• _What you have to do_: Locate every line in the records below that holds the word "time" and return each one.

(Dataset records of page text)
|---|

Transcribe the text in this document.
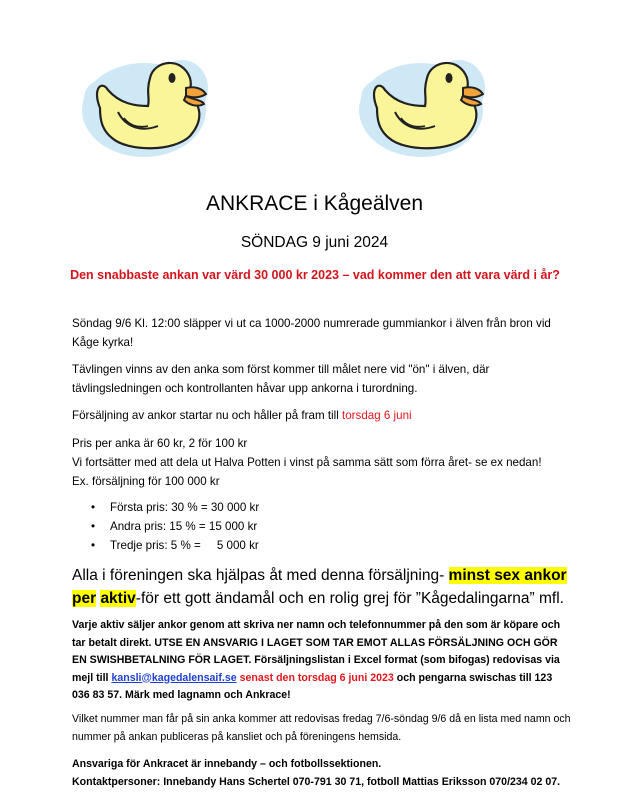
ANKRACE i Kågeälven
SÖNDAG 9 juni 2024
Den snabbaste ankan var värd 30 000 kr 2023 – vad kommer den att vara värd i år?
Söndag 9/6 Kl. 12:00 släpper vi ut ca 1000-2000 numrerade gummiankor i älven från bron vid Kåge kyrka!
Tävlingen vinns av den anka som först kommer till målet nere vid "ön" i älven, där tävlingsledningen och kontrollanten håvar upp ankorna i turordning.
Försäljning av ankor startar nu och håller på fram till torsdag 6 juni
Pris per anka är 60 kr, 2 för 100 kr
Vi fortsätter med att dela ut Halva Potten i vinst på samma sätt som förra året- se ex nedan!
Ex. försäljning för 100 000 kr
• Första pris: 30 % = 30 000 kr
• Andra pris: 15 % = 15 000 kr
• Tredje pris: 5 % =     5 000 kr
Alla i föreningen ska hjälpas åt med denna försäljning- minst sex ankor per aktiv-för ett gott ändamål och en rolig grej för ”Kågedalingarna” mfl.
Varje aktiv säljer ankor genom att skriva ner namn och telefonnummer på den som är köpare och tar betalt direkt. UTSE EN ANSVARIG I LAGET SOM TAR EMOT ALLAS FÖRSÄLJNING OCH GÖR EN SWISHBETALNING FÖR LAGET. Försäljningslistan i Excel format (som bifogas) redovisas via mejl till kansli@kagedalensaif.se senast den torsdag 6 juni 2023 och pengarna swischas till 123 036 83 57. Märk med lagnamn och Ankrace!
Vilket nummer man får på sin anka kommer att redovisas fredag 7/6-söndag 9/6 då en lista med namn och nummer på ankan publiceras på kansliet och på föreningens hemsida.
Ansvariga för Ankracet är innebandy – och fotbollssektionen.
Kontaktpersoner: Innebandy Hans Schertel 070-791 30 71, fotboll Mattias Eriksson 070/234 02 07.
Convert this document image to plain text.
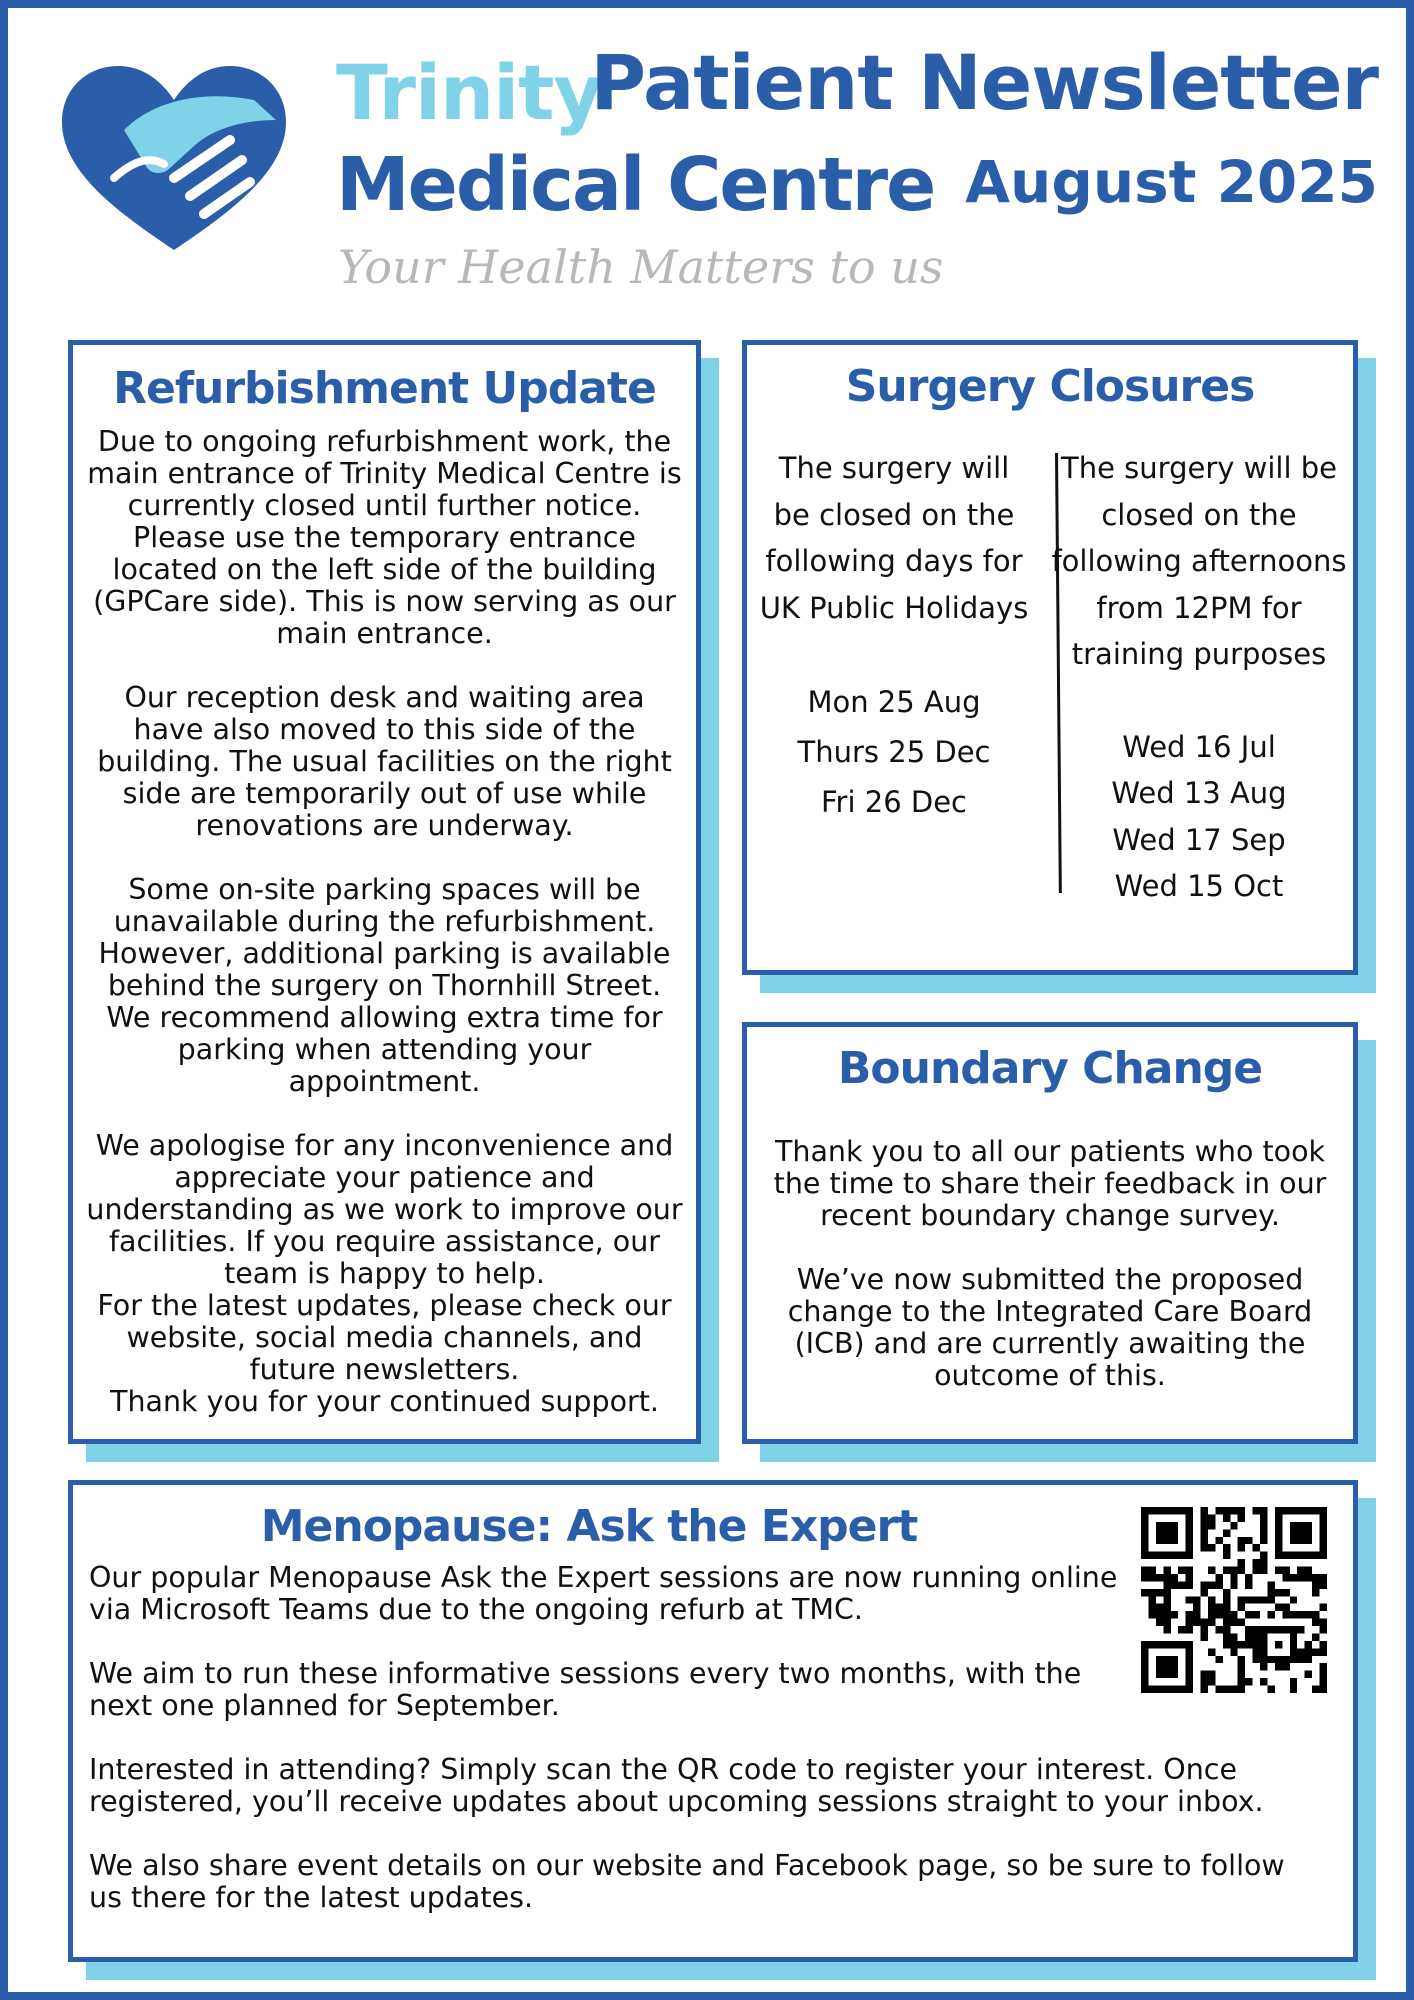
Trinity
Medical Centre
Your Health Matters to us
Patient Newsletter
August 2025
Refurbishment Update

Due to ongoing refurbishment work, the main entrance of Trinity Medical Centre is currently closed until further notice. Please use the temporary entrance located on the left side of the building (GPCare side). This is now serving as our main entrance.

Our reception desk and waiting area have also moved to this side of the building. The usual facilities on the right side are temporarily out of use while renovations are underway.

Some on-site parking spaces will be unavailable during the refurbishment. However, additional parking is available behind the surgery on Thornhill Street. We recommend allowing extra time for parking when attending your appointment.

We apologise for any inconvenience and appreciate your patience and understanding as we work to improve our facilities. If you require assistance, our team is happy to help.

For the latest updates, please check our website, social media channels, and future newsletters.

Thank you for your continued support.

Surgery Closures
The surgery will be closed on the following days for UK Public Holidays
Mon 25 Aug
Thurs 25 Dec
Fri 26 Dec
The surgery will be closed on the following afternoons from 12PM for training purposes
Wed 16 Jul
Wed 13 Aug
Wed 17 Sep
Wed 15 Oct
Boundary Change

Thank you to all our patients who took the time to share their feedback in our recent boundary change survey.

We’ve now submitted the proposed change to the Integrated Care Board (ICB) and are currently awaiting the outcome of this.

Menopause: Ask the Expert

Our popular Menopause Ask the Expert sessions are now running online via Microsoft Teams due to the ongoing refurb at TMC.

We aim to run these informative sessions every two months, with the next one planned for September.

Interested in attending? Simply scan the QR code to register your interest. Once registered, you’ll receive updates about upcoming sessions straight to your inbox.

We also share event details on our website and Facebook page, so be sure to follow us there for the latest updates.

|---|

• _Result of the exercise_:
Some on-site parking spaces will be unavailable during the refurbishment. However, additional parking is available behind the surgery on Thornhill Street. We recommend allowing extra time for parking when attending your appointment.
Thank you to all our patients who took the time to share their feedback in our recent boundary change survey.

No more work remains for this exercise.